_To be done_
Copy each line in which the string "grid" occurs.

_Excerpted data_
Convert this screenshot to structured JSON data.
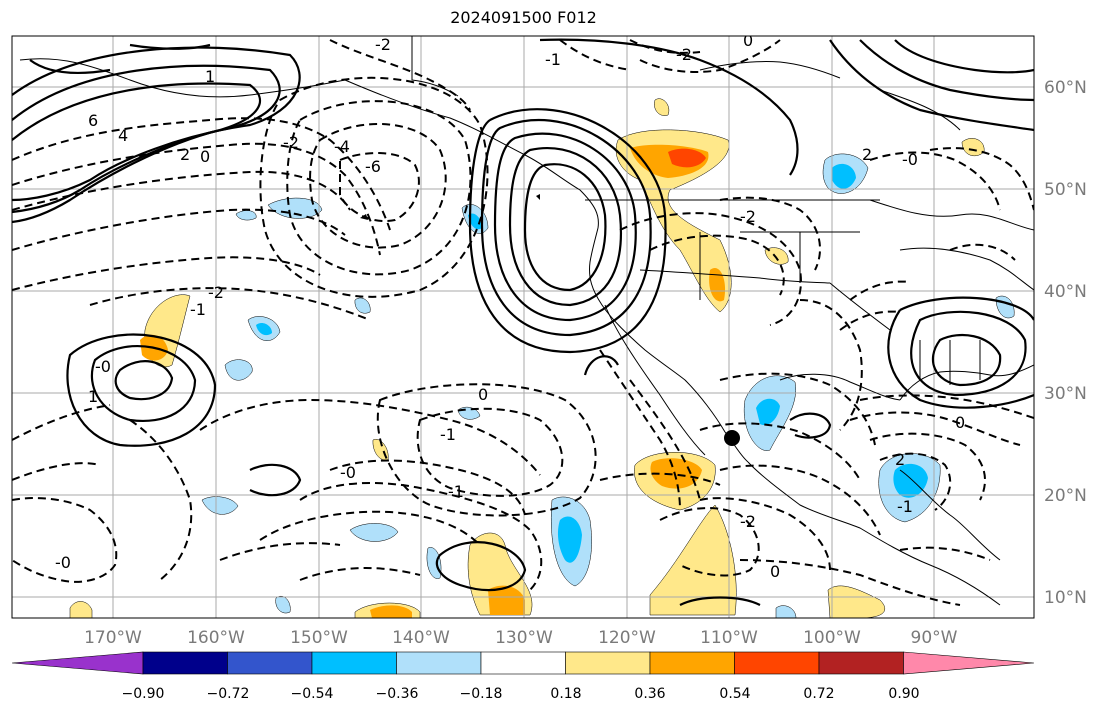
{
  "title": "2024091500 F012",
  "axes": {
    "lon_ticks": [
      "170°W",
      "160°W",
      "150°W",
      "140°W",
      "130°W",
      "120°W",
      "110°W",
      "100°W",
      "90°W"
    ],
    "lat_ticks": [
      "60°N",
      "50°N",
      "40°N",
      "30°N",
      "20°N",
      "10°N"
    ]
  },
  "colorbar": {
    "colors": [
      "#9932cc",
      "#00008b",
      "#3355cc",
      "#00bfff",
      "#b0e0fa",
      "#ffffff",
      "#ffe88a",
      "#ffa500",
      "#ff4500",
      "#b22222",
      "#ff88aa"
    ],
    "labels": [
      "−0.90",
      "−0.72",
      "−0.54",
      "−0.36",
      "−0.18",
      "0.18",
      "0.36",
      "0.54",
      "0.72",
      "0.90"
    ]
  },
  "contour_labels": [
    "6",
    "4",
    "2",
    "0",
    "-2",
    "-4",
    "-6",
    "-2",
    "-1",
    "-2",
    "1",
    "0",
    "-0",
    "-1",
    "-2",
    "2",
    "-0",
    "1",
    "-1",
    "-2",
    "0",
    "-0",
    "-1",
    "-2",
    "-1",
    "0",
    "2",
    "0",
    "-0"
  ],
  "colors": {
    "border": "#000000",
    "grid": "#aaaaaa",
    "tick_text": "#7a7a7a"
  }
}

--

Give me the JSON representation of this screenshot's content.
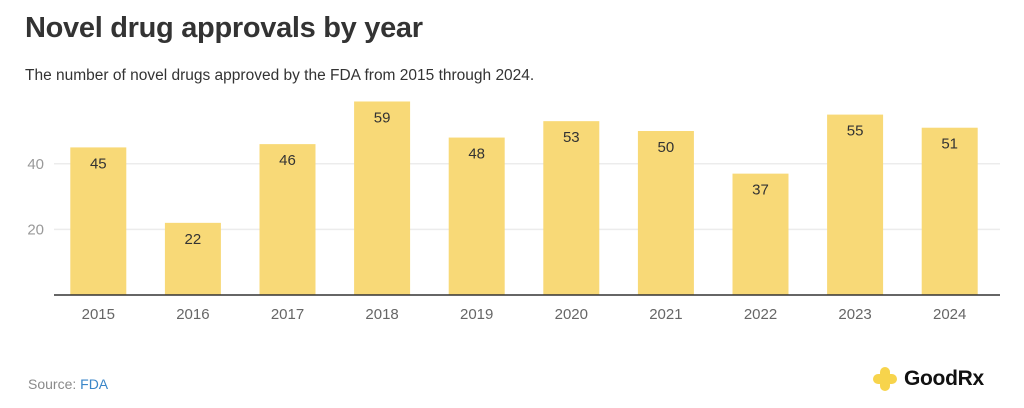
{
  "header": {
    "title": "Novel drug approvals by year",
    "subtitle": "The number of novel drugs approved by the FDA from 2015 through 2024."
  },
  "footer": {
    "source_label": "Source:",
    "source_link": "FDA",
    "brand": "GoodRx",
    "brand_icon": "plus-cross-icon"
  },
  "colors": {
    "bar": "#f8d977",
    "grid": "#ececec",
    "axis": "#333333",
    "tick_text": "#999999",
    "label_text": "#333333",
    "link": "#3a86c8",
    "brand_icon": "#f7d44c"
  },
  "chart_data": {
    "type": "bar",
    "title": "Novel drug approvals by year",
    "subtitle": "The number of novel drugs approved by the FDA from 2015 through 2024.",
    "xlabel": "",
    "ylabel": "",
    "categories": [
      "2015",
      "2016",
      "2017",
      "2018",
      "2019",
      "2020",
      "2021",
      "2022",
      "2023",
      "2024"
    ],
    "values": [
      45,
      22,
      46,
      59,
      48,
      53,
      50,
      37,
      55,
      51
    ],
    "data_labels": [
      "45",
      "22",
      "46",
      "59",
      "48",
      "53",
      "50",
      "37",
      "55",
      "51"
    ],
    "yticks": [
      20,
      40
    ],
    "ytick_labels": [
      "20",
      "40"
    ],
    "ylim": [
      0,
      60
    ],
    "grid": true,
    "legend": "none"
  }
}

* * *

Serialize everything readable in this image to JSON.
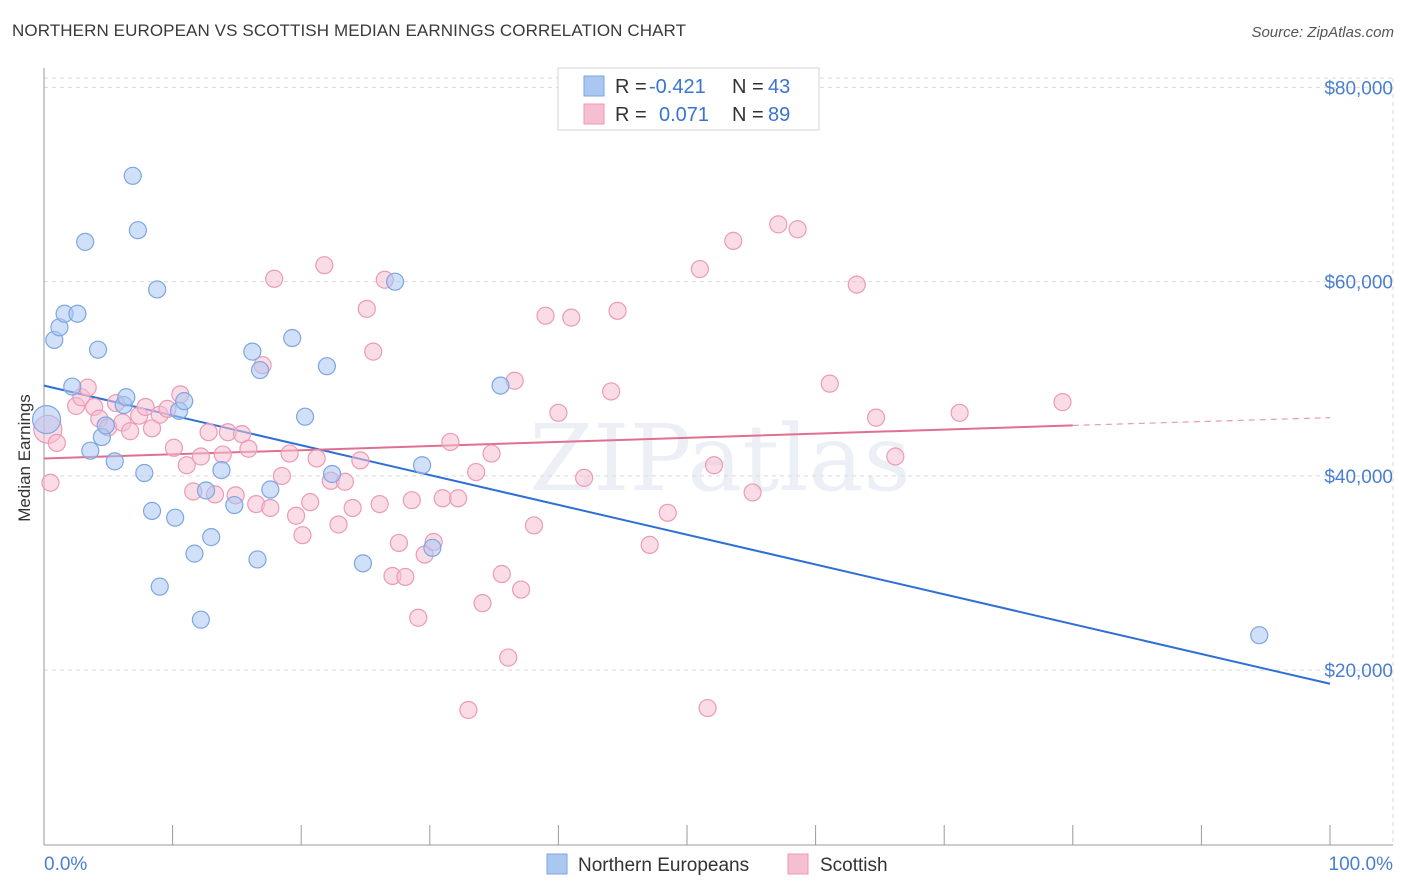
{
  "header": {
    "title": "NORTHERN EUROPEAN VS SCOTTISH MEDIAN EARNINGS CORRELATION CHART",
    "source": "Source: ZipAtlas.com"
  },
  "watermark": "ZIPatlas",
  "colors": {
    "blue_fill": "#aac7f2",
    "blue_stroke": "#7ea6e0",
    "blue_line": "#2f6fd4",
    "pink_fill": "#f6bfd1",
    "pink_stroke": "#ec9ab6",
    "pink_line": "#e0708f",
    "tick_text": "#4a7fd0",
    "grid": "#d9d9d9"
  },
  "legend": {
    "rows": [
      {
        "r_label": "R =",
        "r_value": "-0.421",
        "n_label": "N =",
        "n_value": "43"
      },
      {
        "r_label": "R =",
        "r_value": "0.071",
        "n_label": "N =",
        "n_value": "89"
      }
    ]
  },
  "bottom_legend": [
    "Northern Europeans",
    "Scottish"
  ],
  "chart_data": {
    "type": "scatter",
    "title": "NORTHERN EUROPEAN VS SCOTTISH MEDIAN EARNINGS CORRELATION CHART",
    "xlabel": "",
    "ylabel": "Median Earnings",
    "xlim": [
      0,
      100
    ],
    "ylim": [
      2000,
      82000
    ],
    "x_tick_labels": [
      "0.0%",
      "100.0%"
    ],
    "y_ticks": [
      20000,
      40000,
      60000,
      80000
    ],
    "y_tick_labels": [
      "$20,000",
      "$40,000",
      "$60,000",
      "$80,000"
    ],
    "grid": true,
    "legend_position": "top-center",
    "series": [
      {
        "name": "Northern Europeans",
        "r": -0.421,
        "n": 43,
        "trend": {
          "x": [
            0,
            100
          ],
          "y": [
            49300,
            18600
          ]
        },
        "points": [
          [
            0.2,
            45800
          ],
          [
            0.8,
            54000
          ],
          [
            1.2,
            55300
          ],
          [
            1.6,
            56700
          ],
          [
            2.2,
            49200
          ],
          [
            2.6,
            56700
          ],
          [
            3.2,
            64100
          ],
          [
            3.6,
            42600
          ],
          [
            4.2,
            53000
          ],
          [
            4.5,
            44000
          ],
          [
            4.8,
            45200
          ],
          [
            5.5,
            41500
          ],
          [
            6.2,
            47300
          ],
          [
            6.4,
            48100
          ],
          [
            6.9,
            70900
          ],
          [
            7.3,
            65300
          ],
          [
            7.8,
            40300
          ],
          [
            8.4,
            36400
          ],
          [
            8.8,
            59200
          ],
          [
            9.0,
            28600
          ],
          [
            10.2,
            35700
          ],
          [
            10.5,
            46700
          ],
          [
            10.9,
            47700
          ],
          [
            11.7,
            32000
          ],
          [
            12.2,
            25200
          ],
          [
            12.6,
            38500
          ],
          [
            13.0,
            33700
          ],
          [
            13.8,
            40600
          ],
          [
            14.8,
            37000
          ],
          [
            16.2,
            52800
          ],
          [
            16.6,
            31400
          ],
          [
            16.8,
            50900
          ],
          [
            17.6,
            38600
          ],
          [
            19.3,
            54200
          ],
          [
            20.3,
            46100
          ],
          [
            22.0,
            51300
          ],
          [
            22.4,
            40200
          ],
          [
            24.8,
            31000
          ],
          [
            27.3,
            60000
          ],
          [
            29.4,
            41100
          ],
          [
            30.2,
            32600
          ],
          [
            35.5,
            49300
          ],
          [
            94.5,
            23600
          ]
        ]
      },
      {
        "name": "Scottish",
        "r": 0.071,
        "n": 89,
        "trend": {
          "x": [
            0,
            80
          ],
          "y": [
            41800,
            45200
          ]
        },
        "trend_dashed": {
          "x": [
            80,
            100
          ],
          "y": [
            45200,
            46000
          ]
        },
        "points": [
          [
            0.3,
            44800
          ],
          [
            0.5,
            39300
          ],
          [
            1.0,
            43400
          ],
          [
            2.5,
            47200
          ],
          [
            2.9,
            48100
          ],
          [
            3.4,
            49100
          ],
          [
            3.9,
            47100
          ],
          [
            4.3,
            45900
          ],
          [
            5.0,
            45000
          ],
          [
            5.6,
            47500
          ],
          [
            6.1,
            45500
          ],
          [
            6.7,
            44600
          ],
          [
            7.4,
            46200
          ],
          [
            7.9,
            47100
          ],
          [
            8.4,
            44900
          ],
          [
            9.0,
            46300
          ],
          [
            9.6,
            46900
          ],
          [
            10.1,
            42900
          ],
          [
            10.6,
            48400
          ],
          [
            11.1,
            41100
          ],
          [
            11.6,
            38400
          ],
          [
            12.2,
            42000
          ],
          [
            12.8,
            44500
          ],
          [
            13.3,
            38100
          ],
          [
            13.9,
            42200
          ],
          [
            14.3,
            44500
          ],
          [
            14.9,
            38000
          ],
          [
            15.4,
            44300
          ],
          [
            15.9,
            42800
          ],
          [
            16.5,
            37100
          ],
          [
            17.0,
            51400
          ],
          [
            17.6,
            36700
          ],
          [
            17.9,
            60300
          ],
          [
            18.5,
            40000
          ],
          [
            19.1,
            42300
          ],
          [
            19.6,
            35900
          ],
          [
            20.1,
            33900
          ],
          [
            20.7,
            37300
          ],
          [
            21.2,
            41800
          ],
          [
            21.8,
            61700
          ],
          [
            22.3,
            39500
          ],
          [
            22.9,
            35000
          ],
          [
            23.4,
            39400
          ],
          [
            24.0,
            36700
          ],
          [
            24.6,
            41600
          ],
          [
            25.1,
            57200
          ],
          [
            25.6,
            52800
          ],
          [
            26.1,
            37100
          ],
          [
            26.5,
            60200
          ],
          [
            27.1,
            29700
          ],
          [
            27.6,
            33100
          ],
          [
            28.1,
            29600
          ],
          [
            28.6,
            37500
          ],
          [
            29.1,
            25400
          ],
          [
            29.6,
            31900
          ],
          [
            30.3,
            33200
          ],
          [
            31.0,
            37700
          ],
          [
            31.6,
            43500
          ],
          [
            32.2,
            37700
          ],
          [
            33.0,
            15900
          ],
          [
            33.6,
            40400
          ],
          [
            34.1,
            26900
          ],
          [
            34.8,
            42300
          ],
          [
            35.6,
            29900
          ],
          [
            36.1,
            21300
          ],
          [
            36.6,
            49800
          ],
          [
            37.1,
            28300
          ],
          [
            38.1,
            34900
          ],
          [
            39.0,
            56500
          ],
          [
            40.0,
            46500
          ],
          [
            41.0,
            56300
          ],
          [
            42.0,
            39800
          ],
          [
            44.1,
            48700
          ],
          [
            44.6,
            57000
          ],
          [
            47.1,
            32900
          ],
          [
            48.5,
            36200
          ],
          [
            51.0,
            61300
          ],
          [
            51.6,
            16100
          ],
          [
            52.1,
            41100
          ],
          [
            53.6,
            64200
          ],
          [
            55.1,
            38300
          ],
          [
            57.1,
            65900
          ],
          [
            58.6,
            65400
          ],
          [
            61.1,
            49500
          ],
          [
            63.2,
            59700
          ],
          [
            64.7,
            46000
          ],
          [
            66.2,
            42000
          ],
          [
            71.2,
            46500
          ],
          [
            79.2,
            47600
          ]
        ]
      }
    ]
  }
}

_Correct output_
    "grid": "#aaaaaa",
    "grid": "#ececec",
    "grid": true,
    "grid": "#d9d9d9"
    "grid": true,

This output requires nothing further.